AUFGABE A - Gib von den Zeilen nach dem Text den Abschnitt von der ersten Zeile bis einschließlich der Zeile mit "value-label-2006: 244 [379,203,400,216]" unverändert wieder.

AUSGEWÄHLTER AUSZUG -
--- --- ---
Kindergeldanspruch eines polnischen Staatsbürgers – Unbeschränkte Einkommensteuerpflicht nach § 1 Abs. 3 EStG – Anwendbarkeit
der VO (EWG) 1408/71 bei nicht sozialversicherungspflichtiger selbständiger Tätigkeit
Leitsatz
Eine unbeschränkte Einkommensteuerpflicht nach § 1 Abs. 3 EStG kann nur für die Monatszeiträume eine Kindergeldberechtigung
nach § 62 Abs. 1 Nr. 2 b EStG begründen, in denen der Steuerpflichtige die für die fiktive Einkommensteuerpflicht nach § 1
Abs. 3 EStG erforderlichen inländischen Einkünfte im Sinne des § 49 EStG erzielt.
Ein als nicht sozialversicherungspflichtiger Selbständiger in Deutschland tätiger polnischer Staatsbürger, dessen Ehefrau
für die in Polen lebenden Kinder polnische Familienleistungen bezieht, hat unabhängig von der Frage der Anwendbarkeit der
VO (EWG) 1408/71 nach § 65 Abs. 1 Satz 1 Nr. 2 EStG keinen Anspruch auf deutsches Kindergeld.
Die Familienleistungen in Polen sind ungeachtet ihrer erheblich geringeren Höhe mit den deutschen Kindergeldansprüchen vergleichbar
i. S. von § 65 EStG.
--- --- ---
AUFGABE B -
Beantworte zum Leitsatz über den Kindergeldanspruch diese Fragen:
(i) Nach welcher Vorschrift kann eine unbeschränkte Einkommensteuerpflicht nach § 1 Abs. 3 EStG eine Kindergeldberechtigung begründen?
(ii) In welchem Land leben die Kinder des polnischen Staatsbürgers?
(iii) Womit sind die Familienleistungen in Polen trotz ihrer erheblich geringeren Höhe vergleichbar?

ZEILEN -
--- --- ---
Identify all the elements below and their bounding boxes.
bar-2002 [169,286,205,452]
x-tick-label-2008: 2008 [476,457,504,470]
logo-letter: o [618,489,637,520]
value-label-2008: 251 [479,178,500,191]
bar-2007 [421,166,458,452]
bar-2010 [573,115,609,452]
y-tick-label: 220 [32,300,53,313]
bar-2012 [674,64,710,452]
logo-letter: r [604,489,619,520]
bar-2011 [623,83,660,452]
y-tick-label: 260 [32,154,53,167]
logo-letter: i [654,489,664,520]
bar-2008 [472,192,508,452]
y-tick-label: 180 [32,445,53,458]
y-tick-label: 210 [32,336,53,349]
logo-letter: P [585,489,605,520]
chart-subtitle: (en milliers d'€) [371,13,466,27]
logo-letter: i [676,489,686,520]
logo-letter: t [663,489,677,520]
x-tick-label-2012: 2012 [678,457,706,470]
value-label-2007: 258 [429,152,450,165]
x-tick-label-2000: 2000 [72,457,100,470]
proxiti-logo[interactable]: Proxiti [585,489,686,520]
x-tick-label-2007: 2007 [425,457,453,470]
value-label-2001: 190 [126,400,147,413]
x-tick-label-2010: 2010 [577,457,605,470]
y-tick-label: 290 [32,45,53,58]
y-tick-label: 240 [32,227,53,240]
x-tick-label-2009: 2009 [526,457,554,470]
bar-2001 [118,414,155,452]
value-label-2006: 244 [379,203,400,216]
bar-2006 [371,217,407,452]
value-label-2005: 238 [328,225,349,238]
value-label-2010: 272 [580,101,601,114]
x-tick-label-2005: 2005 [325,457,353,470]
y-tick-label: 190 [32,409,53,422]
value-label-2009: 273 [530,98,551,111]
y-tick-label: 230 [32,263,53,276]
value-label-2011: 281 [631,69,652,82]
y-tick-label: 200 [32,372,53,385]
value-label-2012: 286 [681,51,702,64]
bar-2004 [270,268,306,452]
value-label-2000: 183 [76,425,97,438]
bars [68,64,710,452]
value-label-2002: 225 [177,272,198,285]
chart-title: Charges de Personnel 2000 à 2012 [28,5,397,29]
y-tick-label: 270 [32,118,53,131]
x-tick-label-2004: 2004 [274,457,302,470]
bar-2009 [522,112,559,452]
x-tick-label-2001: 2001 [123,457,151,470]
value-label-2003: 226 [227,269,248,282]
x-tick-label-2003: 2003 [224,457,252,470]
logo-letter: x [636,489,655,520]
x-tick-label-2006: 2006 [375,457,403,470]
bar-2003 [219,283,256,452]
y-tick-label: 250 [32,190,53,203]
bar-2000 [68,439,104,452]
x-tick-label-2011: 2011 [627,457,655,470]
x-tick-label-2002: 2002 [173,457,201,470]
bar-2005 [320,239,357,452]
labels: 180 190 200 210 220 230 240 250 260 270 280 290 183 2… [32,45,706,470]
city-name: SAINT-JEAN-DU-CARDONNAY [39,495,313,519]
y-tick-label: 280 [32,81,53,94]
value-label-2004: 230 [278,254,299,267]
--- --- ---
ERWARTETE AUSGABE A -
Identify all the elements below and their bounding boxes.
bar-2002 [169,286,205,452]
x-tick-label-2008: 2008 [476,457,504,470]
logo-letter: o [618,489,637,520]
value-label-2008: 251 [479,178,500,191]
bar-2007 [421,166,458,452]
bar-2010 [573,115,609,452]
y-tick-label: 220 [32,300,53,313]
bar-2012 [674,64,710,452]
logo-letter: r [604,489,619,520]
bar-2011 [623,83,660,452]
y-tick-label: 260 [32,154,53,167]
logo-letter: i [654,489,664,520]
bar-2008 [472,192,508,452]
y-tick-label: 180 [32,445,53,458]
y-tick-label: 210 [32,336,53,349]
logo-letter: P [585,489,605,520]
chart-subtitle: (en milliers d'€) [371,13,466,27]
logo-letter: i [676,489,686,520]
logo-letter: t [663,489,677,520]
x-tick-label-2012: 2012 [678,457,706,470]
value-label-2007: 258 [429,152,450,165]
x-tick-label-2000: 2000 [72,457,100,470]
proxiti-logo[interactable]: Proxiti [585,489,686,520]
x-tick-label-2007: 2007 [425,457,453,470]
value-label-2001: 190 [126,400,147,413]
x-tick-label-2010: 2010 [577,457,605,470]
y-tick-label: 290 [32,45,53,58]
y-tick-label: 240 [32,227,53,240]
x-tick-label-2009: 2009 [526,457,554,470]
bar-2001 [118,414,155,452]
value-label-2006: 244 [379,203,400,216]

ERWARTETE AUSGABE B -
(i) Nach § 62 Abs. 1 Nr. 2 b EStG.
(ii) In Polen.
(iii) Mit den deutschen Kindergeldansprüchen i. S. von § 65 EStG.